------ Page text ------
If I didn't guard myself well, she would have caught me "love at first sight" for the second time around. I'm glad that my priorities are not women this time, just this time.
If my memory doesn't fail me, we met four or three years ago. The moment we met, I fell in love. Who wouldn't? [But I know that me saying this is so redundant. She is not the first woman that I happen to write about in this blog, but still, as of this moment, I'm thinking of the possibilities]. It happened so fast. And our relationship ended so fast, too. It was a hell of a roller coaster ride. In a minute, you are on the verge of extreme euphoria, then the next sixty seconds, you end up emo-emo somewhere.
I was the shy and good boy when we met three/four years back. Take note, shy type and good boy. That means I really don't have the guts to talk to the girls I like. But still, I can relay to them the idea that I like them by just looking at them. I have romantic eyes. Lol. Haha.
How is that possible that I possess such inner good features? Nah, I'm kind you know but I get angry, too. And when I get angry, I really am angry. Ahemm... So that when we met again last week I had to make sure that she and my old friends don't freak out to what I have become. I am no good boy now. :P
I said hi to them since she was with a friend of mine in elementary. I didn't let 10 seconds to pass and told her "Naa ko diri kay makig-date ko nimu." I gave her a smile, too. I know that things like that don't work but really, it's all that I can say. I expected rejection for what I did but still I managed to smile for such a stupid attempt. She just smiled and started to give signs to my other friend. Oh, I know what this is. This is rejection. Ryan gets rejected. NO!!!
------ Data excerpts ------
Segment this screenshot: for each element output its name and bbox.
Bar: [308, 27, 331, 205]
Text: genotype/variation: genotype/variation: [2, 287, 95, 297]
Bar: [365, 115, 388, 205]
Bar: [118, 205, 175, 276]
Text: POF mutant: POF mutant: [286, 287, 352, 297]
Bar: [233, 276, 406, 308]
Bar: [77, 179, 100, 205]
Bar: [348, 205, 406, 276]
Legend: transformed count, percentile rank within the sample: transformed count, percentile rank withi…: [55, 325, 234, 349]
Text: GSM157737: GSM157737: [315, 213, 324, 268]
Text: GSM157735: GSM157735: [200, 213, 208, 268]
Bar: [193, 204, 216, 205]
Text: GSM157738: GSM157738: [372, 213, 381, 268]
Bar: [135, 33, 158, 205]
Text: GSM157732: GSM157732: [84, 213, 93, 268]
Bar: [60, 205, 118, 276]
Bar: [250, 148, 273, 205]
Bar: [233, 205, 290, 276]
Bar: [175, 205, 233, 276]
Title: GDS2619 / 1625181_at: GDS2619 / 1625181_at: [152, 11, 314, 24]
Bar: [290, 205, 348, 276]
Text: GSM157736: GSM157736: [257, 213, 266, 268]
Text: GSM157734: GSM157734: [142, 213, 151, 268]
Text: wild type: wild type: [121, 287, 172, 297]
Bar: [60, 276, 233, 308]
------
--- Required tasks ---
• 1. Output the stretch of the blog post that opens with the words containing "If my memory" and closes with "eyes. Lol. Haha.".
• 2. Write the next part of the blog post about meeting her again, starting after its last sentence.
These entries are separate material, unrelated to the blog post.

--- Your written answers ---
• 1.
If my memory doesn't fail me, we met four or three years ago. The moment we met, I fell in love. Who wouldn't? [But I know that me saying this is so redundant. She is not the first woman that I happen to write about in this blog, but still, as of this moment, I'm thinking of the possibilities]. It happened so fast. And our relationship ended so fast, too. It was a hell of a roller coaster ride. In a minute, you are on the verge of extreme euphoria, then the next sixty seconds, you end up emo-emo somewhere.
I was the shy and good boy when we met three/four years back. Take note, shy type and good boy. That means I really don't have the guts to talk to the girls I like. But still, I can relay to them the idea that I like them by just looking at them. I have romantic eyes. Lol. Haha.

• 2.
But still I stood there, waiting patiently. When it was her turn to stand up, I held my breath for she became a fine young woman. She was attractive... [I need to prohibit myself from writing adjectives because I don't want malice and sensuality to overrule this paragraph] All I can say is that, she is attractive. And any men, any, even gays and dwarfs, would turn their heads to give a good look at her.
I realized that I had to go home, everything went wrong, epic fail. But when I started to walk backwards, getting ready to say goodbye, she walked towards me and asked, "Asa ta mangadto?"